■ DATA TO PROCESS:
* START *

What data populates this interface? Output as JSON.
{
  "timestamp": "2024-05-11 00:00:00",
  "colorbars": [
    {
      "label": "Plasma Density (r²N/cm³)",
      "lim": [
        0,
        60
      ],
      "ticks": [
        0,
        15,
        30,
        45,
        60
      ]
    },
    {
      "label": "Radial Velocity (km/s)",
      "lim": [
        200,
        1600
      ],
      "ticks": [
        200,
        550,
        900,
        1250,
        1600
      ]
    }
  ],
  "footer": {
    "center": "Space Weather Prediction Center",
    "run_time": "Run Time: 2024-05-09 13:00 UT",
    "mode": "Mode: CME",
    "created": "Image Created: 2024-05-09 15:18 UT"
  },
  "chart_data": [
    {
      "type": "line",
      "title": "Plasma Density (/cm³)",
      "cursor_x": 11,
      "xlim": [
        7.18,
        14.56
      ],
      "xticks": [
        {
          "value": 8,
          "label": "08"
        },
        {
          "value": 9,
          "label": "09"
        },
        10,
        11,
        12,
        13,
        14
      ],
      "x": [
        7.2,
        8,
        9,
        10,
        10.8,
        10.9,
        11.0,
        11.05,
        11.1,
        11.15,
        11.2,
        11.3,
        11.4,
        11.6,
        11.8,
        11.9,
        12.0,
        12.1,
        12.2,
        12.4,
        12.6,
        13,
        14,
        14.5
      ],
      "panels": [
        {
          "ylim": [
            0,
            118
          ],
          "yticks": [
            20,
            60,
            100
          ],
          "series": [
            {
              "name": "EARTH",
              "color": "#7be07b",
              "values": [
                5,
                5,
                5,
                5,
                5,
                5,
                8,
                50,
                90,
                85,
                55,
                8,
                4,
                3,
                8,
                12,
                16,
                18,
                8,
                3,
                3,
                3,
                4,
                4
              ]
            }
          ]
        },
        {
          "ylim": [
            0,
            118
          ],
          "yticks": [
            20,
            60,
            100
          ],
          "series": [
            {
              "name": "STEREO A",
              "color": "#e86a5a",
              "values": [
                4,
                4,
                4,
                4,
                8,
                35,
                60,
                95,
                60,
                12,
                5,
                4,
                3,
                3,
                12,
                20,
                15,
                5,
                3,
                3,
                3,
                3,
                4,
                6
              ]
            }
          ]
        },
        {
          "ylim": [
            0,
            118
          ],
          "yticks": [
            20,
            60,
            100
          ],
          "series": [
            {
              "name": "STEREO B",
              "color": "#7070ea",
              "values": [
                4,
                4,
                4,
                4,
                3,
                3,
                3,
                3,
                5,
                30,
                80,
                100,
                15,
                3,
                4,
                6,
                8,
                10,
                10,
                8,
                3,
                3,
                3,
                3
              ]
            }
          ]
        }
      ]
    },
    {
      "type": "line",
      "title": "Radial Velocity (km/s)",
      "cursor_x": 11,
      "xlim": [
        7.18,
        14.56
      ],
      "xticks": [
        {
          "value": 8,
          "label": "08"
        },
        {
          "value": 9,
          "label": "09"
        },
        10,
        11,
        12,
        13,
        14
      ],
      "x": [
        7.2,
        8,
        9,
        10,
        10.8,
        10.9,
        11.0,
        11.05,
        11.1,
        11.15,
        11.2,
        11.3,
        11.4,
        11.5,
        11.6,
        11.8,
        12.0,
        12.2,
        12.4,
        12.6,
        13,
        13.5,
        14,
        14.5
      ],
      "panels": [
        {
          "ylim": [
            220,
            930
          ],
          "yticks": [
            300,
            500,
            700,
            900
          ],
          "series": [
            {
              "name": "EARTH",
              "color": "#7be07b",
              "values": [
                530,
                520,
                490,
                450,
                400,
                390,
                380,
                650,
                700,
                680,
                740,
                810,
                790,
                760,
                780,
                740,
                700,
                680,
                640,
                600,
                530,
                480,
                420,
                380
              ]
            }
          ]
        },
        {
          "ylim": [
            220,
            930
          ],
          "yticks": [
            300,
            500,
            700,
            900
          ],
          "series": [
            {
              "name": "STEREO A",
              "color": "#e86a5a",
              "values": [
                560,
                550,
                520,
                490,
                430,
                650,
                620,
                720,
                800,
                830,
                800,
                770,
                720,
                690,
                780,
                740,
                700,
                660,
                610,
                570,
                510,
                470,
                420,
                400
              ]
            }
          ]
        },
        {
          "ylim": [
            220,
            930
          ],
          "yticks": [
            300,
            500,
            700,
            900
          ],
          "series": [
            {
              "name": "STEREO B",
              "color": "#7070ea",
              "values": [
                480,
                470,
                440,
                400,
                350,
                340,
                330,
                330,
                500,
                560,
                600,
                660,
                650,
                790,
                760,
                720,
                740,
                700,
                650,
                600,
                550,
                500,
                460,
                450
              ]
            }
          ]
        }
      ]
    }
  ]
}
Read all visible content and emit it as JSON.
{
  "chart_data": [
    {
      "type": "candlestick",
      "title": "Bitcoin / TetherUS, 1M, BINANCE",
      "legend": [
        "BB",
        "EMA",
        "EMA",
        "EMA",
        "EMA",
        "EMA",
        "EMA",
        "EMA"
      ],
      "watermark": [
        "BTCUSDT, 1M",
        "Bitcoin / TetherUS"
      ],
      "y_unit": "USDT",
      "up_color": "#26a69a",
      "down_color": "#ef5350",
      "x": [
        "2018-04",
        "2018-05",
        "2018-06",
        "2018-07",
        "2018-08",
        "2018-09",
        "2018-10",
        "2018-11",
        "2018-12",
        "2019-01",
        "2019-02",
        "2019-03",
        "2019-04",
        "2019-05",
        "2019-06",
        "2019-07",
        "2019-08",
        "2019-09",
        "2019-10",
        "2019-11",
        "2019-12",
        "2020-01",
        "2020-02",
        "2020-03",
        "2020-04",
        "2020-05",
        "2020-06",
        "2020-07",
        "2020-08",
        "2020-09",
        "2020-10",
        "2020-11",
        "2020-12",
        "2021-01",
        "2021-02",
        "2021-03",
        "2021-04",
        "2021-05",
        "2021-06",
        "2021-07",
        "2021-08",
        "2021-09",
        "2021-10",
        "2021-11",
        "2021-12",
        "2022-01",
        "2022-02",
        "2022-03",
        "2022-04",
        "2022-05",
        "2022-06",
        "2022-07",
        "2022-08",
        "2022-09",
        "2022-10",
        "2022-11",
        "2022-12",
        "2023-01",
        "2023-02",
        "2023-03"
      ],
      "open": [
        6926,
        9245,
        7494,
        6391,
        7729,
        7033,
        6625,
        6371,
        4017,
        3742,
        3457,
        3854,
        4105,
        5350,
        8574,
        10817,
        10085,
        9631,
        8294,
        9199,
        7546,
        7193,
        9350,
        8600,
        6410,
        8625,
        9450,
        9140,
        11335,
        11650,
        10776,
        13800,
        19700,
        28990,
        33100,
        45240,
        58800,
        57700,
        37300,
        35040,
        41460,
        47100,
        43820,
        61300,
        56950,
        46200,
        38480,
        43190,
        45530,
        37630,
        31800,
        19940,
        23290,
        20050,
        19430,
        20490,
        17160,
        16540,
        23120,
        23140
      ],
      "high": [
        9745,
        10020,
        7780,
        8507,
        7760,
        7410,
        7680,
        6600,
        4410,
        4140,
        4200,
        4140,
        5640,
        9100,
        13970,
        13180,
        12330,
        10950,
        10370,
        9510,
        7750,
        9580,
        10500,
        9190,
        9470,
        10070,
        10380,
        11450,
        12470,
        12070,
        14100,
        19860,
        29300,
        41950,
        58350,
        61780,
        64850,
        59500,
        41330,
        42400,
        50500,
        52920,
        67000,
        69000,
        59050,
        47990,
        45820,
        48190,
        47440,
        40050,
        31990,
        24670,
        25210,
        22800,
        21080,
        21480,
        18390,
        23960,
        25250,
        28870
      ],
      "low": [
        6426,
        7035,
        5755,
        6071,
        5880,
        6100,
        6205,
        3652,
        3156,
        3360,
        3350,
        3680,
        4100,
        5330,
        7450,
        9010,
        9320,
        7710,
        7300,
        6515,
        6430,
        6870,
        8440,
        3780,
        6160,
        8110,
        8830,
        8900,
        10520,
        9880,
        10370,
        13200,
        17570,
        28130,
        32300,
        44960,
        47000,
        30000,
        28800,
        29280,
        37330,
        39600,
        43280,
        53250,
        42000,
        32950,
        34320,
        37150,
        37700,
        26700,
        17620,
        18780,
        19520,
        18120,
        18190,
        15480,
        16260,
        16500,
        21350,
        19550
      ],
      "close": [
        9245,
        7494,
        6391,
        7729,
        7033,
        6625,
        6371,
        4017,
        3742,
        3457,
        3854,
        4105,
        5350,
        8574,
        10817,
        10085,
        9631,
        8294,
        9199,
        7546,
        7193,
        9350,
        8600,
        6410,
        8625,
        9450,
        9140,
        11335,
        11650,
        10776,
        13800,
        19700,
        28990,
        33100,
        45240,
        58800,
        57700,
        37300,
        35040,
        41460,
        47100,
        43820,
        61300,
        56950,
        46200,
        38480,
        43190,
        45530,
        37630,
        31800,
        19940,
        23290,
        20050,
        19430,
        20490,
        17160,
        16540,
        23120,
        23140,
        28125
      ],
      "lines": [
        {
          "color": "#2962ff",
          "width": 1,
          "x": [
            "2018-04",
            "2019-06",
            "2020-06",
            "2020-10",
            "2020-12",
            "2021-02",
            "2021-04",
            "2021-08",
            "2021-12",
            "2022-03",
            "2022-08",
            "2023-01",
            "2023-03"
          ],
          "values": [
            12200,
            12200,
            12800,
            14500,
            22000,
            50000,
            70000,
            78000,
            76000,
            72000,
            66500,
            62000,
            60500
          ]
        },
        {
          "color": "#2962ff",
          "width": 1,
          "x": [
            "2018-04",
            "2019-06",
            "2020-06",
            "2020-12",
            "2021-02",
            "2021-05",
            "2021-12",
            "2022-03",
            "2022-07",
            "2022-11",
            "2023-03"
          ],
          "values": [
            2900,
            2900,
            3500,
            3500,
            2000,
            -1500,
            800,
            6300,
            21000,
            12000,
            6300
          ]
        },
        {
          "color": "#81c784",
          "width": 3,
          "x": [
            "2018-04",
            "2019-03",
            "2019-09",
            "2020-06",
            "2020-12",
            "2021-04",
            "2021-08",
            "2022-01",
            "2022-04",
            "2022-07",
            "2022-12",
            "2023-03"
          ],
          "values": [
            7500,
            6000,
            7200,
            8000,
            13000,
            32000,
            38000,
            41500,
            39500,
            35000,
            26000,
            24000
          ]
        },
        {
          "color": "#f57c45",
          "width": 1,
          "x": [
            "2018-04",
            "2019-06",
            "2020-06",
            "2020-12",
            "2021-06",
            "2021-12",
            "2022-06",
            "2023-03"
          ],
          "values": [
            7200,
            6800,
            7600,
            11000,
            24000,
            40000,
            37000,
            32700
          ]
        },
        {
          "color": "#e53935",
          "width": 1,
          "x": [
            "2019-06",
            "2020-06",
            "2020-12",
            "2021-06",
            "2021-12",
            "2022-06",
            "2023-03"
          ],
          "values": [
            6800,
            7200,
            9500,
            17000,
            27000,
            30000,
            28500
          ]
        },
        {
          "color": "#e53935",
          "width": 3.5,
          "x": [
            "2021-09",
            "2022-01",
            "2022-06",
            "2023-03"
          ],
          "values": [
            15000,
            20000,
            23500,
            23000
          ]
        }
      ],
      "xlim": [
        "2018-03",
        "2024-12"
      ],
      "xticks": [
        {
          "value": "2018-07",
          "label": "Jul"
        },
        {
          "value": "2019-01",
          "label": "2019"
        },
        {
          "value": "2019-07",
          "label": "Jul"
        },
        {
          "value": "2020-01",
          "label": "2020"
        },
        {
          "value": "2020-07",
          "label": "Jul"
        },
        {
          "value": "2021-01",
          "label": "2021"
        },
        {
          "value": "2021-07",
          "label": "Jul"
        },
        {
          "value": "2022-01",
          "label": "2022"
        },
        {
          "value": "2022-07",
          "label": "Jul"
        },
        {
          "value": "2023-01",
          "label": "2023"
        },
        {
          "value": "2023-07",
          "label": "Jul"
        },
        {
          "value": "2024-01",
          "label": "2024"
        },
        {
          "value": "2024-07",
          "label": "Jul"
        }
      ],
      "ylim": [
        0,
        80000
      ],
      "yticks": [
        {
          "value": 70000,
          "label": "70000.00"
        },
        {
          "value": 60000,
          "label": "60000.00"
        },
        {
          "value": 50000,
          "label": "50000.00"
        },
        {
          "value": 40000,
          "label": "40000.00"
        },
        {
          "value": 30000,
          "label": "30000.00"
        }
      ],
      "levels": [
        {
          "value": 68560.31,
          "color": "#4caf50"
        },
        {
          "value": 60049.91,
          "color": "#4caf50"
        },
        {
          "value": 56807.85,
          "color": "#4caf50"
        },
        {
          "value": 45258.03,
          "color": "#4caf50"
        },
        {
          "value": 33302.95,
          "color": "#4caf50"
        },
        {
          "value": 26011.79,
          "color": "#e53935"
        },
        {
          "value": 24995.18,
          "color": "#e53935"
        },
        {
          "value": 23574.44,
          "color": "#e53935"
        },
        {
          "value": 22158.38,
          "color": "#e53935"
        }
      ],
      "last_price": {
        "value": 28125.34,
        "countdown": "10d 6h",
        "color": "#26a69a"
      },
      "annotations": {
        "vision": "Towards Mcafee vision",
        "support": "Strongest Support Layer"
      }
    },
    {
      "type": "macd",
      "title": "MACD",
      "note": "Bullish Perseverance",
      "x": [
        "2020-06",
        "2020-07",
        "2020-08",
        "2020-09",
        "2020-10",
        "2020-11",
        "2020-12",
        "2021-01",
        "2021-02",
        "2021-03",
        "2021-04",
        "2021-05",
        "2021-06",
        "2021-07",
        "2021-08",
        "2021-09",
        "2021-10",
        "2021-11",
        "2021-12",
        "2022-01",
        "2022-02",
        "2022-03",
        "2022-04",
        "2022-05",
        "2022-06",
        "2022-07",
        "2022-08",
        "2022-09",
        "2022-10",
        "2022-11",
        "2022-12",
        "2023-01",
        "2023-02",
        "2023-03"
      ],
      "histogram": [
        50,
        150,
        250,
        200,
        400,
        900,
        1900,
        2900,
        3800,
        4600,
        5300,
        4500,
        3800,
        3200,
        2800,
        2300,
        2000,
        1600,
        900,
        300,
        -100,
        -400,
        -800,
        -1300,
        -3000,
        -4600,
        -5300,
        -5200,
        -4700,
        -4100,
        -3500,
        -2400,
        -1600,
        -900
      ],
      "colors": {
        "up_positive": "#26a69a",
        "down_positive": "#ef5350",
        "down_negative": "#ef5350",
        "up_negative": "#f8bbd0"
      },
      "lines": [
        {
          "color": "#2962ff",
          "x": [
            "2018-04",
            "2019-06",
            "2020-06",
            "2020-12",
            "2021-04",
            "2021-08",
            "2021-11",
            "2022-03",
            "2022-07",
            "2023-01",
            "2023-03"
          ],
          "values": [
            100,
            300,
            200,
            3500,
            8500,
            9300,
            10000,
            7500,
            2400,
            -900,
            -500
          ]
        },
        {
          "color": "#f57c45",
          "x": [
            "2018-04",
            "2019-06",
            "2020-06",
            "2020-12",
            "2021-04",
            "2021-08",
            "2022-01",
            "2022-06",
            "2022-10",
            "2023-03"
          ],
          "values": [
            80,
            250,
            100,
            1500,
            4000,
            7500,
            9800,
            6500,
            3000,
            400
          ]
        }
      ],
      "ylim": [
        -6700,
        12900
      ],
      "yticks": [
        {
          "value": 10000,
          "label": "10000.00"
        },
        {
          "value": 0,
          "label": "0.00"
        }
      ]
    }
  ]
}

* END *

■ DESCRIPTION OF THE TASK: Select and copy every line of the listing with the word "Bitcoin".

■ RESPONSE:
      "title": "Bitcoin / TetherUS, 1M, BINANCE",
        "Bitcoin / TetherUS"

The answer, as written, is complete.